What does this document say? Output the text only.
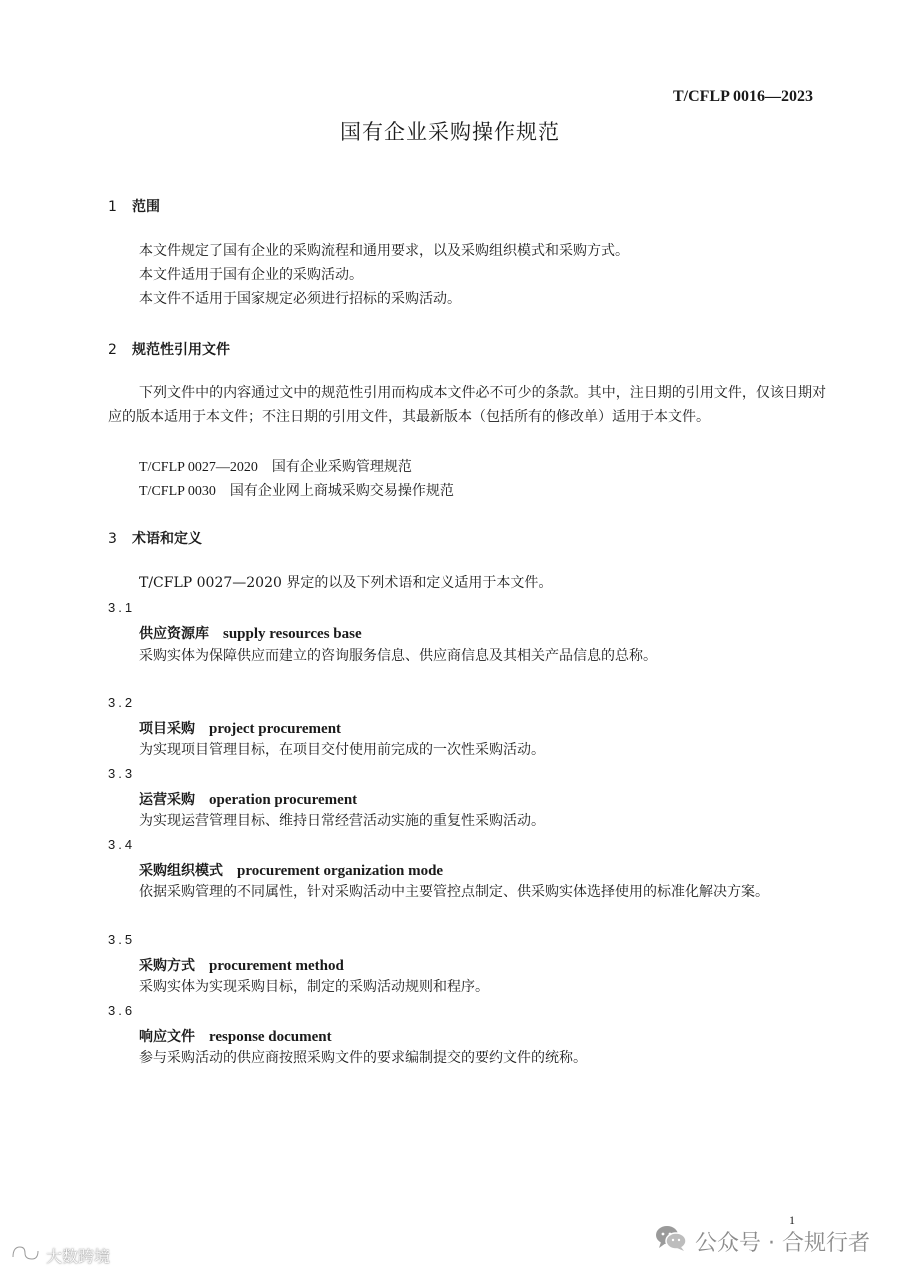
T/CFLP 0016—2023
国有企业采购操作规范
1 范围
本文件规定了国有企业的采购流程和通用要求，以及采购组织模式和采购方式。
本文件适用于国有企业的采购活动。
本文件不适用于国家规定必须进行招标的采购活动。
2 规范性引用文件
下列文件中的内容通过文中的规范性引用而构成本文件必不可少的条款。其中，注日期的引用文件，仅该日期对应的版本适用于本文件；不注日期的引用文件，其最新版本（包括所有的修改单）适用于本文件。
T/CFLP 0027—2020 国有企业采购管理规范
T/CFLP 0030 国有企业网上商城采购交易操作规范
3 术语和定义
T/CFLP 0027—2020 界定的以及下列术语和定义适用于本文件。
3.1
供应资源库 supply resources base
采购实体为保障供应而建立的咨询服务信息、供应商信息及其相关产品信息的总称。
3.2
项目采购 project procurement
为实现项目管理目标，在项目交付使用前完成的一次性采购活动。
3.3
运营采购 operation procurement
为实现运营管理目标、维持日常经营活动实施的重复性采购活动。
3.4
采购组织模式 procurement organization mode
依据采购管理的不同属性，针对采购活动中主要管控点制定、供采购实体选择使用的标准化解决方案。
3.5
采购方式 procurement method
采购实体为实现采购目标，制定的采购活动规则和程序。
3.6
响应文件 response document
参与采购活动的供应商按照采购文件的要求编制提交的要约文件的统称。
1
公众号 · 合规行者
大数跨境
==
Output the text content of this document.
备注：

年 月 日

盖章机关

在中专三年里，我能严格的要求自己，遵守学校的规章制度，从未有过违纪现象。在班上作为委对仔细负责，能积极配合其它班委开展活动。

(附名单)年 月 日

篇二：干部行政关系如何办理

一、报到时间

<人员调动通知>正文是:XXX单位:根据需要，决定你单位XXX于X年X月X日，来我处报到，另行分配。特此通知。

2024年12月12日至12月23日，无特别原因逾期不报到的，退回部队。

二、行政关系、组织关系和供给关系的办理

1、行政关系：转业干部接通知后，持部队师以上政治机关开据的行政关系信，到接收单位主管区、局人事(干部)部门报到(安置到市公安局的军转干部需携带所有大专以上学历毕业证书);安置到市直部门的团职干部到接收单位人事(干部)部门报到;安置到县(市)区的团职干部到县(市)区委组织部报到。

• _What you need to do_: Your task is to pick out every line with the string "text" and copy it.

• _Response to the task_:
What does this document say? Output the text only.
Output the text content of this document.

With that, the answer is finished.